● Dataset entries on figures
──────────

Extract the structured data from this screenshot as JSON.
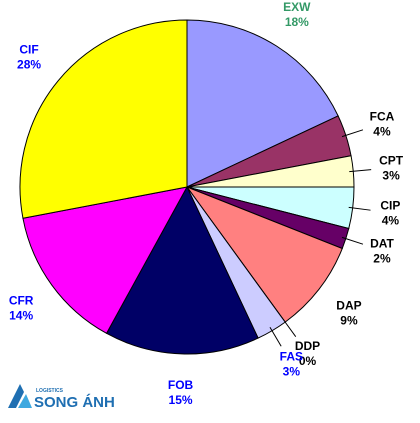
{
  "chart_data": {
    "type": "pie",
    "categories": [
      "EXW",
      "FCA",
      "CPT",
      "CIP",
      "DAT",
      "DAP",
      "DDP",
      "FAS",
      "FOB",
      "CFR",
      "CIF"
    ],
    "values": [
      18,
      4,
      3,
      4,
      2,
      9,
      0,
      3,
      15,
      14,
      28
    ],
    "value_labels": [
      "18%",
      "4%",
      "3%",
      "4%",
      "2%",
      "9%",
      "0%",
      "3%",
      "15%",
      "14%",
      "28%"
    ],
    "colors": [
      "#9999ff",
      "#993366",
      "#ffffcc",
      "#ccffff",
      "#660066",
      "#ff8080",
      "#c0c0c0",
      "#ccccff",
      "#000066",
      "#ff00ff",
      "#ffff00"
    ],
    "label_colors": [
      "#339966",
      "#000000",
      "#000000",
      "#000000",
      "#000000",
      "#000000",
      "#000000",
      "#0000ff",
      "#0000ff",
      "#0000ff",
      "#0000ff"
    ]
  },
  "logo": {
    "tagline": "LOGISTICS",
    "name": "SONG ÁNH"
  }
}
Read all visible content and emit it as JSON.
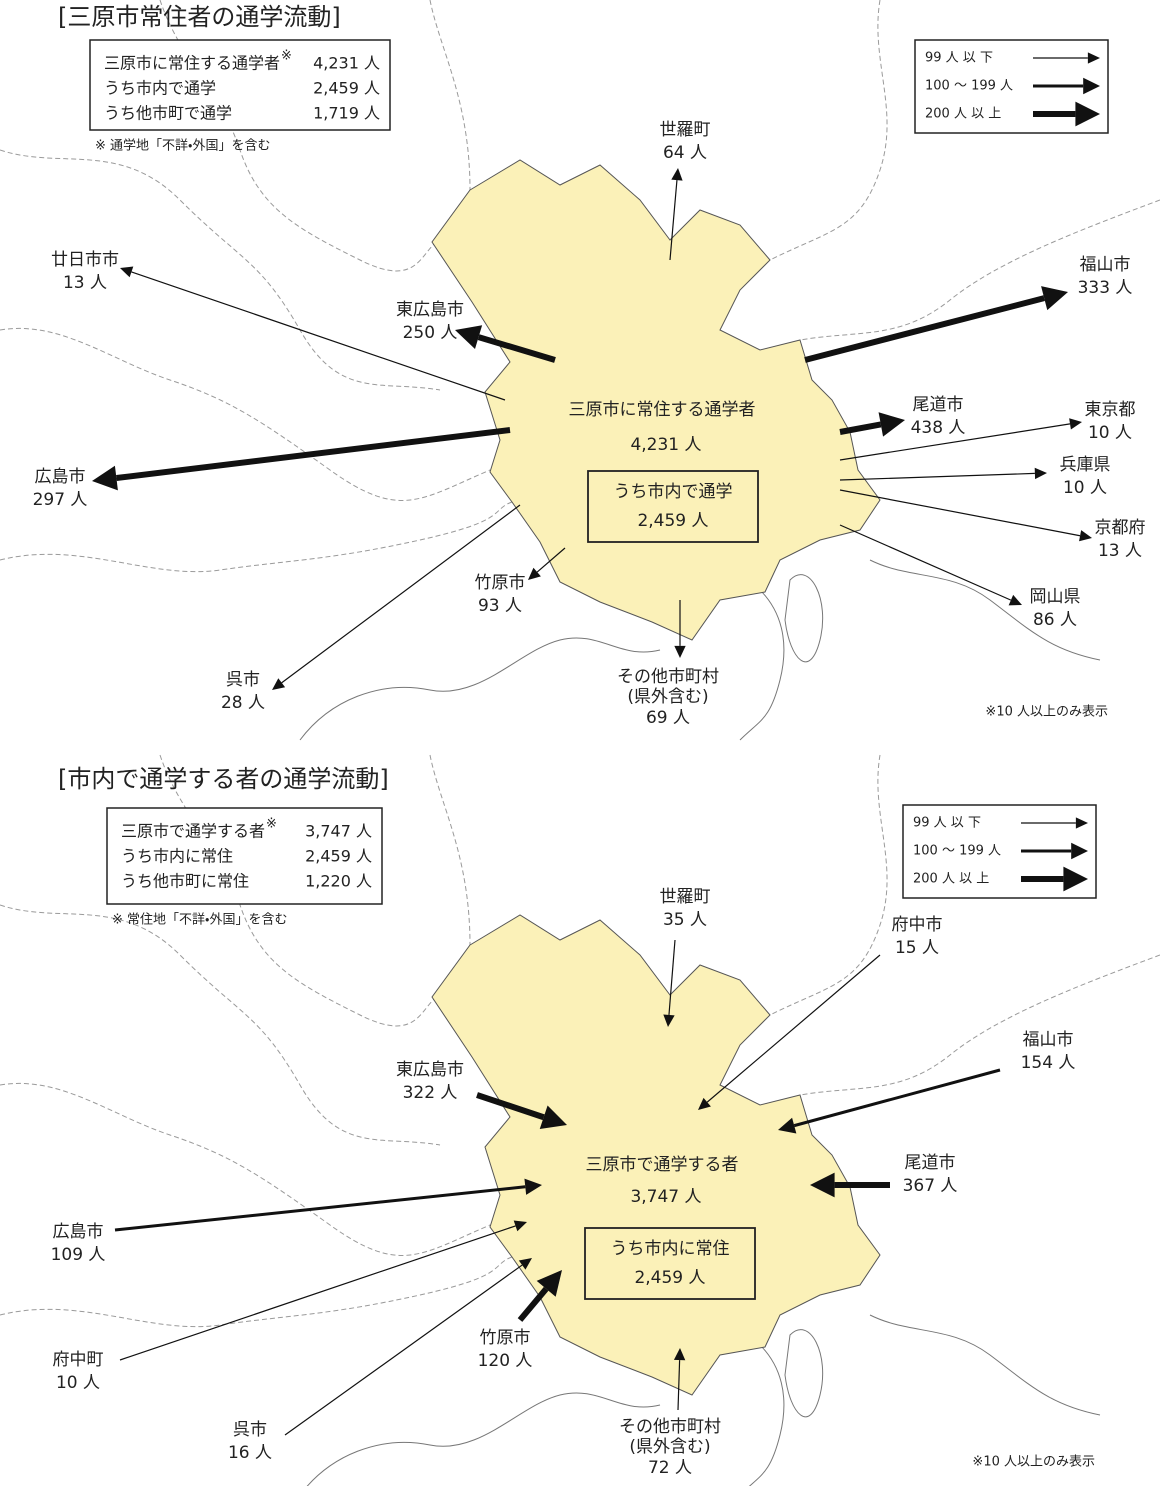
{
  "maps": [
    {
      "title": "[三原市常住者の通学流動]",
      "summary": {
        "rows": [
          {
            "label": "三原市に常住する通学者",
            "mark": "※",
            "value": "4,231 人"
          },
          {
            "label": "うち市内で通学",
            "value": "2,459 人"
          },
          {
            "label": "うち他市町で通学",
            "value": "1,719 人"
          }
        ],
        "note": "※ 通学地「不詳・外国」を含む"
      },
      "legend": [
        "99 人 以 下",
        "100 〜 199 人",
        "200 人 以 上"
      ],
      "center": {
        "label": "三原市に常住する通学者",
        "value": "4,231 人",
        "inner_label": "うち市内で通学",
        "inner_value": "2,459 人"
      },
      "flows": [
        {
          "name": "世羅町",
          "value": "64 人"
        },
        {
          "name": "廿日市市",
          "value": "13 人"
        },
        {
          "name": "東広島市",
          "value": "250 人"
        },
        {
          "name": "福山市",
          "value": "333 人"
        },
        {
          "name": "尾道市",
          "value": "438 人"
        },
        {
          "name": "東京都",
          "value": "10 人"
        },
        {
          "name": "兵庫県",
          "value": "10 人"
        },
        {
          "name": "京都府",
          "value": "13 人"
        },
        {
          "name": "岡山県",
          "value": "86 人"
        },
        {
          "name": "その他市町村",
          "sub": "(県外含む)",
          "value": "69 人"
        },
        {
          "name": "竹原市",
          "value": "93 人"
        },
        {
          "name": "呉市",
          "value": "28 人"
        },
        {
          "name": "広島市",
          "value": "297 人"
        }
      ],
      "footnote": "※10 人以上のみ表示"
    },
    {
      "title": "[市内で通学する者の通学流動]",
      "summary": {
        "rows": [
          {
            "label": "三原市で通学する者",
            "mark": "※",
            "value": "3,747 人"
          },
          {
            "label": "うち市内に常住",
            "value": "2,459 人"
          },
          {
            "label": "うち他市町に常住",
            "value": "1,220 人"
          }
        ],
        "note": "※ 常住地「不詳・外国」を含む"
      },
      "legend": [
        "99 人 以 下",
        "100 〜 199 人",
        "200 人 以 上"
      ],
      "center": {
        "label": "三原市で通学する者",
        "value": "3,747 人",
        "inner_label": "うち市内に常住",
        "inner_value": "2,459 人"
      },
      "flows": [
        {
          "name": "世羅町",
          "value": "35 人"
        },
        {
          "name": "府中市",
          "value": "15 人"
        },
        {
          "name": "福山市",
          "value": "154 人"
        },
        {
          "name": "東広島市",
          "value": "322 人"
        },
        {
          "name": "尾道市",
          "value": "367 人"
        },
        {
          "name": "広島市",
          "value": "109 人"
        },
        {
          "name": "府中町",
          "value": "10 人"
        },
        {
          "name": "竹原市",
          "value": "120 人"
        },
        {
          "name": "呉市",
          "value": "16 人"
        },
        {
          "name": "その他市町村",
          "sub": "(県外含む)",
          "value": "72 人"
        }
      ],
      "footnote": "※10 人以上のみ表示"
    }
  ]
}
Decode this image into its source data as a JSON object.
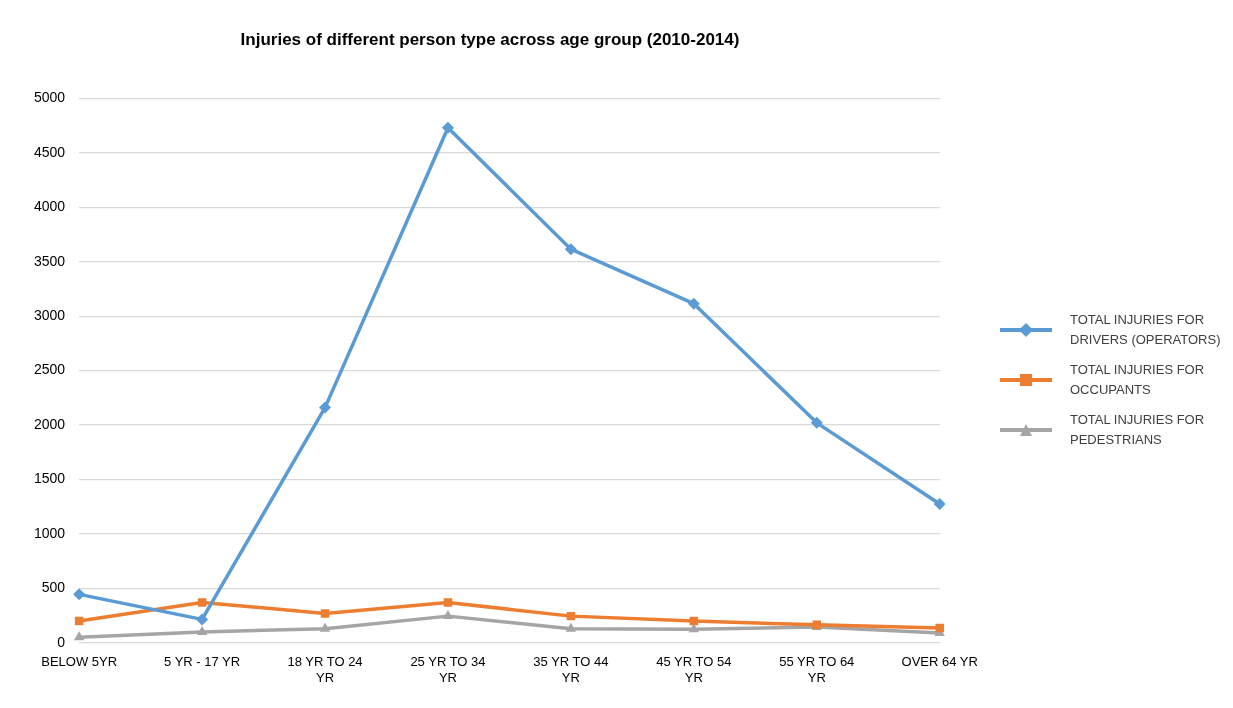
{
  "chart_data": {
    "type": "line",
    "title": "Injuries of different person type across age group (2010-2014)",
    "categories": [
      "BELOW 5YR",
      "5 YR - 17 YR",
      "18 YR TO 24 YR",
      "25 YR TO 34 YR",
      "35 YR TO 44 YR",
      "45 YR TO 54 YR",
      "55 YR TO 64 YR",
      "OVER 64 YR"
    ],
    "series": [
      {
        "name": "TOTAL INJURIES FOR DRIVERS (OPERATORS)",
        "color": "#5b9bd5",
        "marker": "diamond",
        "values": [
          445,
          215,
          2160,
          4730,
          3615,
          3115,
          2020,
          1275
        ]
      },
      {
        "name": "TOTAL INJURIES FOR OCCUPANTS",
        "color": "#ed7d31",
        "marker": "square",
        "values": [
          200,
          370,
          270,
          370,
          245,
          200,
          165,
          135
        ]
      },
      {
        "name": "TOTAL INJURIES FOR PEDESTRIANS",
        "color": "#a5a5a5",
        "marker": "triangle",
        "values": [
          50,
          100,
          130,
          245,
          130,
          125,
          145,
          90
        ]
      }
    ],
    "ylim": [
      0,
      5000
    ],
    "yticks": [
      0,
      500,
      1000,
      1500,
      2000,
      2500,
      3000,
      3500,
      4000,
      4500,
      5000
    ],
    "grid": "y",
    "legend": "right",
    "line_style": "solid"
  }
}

──────────

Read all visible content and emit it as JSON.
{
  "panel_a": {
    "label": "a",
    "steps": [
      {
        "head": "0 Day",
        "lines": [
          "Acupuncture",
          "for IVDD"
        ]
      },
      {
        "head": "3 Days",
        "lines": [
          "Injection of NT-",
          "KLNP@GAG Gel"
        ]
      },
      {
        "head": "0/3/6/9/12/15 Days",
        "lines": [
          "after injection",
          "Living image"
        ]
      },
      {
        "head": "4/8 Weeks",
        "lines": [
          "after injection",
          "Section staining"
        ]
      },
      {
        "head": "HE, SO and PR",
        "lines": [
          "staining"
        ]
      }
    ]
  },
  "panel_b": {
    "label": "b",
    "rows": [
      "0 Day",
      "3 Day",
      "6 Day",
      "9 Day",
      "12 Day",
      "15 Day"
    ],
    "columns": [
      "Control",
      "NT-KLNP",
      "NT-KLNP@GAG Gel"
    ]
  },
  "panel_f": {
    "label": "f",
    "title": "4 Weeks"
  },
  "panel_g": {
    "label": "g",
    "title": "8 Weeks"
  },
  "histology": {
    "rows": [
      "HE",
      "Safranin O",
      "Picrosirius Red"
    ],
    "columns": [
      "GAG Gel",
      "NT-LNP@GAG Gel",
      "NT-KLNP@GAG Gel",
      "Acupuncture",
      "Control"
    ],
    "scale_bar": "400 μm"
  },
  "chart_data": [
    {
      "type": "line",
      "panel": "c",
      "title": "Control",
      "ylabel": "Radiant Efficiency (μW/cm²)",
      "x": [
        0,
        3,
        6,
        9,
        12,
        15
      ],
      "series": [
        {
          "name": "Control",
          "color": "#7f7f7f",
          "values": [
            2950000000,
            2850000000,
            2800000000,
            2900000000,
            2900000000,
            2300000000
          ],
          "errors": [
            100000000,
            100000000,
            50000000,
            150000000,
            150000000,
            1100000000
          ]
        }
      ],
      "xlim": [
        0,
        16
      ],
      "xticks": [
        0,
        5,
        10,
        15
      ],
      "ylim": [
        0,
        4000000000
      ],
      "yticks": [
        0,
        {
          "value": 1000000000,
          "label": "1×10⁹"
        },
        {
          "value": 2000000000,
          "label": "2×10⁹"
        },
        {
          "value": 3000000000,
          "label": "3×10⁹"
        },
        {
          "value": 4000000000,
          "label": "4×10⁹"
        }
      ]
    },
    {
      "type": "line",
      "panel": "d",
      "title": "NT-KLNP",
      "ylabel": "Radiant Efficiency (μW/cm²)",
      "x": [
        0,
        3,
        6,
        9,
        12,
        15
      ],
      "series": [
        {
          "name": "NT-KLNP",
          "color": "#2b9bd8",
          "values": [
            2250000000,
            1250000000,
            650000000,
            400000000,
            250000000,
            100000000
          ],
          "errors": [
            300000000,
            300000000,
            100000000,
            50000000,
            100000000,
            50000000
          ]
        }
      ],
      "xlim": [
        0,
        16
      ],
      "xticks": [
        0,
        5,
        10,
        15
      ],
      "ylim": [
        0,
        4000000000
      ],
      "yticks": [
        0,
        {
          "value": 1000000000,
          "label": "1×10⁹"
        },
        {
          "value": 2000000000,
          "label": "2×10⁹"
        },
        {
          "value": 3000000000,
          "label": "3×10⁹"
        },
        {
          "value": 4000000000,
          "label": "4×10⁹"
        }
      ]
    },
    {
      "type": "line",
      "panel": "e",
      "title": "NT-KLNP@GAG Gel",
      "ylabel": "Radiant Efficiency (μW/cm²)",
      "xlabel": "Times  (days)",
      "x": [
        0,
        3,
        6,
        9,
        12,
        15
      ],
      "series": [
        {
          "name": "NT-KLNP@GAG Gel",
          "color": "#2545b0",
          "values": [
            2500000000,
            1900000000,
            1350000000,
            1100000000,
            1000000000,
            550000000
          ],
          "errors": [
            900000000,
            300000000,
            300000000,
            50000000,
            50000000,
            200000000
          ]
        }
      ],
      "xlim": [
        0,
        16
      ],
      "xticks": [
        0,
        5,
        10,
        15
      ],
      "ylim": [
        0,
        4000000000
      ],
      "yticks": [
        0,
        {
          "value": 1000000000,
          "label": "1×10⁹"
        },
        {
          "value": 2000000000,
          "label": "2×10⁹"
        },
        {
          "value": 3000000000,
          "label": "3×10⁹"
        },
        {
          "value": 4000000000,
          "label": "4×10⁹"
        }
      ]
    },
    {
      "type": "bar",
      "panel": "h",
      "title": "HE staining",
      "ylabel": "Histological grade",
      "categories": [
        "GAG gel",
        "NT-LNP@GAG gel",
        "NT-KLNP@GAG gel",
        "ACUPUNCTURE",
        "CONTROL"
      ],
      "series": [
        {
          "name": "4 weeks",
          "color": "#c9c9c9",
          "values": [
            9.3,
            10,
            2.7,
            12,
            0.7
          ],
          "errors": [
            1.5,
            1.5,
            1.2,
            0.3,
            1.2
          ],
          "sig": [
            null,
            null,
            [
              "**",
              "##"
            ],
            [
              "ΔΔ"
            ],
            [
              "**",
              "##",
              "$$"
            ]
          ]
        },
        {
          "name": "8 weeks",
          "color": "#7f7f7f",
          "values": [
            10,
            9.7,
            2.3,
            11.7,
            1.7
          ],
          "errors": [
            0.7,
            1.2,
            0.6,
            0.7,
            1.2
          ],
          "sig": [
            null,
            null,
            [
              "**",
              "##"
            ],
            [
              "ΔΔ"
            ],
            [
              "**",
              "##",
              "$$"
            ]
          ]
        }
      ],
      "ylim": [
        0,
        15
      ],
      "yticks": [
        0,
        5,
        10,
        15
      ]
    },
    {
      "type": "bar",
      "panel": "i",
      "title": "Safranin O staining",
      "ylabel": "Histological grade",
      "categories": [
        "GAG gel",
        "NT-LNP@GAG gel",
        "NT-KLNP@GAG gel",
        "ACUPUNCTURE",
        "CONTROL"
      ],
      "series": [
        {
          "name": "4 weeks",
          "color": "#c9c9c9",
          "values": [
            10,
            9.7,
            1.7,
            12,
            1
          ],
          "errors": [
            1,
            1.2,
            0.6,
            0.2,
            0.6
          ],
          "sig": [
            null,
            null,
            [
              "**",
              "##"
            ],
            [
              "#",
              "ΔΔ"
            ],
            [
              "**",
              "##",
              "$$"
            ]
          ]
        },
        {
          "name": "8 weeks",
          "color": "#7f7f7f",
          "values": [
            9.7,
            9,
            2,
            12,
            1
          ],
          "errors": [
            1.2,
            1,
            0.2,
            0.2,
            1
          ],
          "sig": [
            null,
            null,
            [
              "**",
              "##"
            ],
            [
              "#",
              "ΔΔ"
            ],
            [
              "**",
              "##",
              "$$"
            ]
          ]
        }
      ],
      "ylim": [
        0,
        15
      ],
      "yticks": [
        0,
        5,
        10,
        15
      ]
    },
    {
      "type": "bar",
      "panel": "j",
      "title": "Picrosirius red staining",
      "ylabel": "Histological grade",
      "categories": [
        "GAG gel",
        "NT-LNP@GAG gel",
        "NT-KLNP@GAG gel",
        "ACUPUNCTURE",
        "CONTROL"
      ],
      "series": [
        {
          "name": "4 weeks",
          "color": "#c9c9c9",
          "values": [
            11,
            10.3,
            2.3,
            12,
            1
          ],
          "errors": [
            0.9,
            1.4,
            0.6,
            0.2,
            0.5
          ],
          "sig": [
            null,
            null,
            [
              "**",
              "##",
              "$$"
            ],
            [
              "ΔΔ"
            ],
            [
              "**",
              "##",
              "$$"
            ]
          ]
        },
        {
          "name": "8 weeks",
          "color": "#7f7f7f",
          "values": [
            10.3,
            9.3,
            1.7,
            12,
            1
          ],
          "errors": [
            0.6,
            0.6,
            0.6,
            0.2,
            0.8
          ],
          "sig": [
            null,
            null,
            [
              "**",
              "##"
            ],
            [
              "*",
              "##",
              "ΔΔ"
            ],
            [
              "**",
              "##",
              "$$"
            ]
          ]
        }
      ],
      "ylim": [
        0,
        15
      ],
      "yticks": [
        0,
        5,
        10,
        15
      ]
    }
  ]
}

──────────

Take each line of the material that contains the word "三原市に常住する通学者" and list it.

            "label": "三原市に常住する通学者",
        "label": "三原市に常住する通学者",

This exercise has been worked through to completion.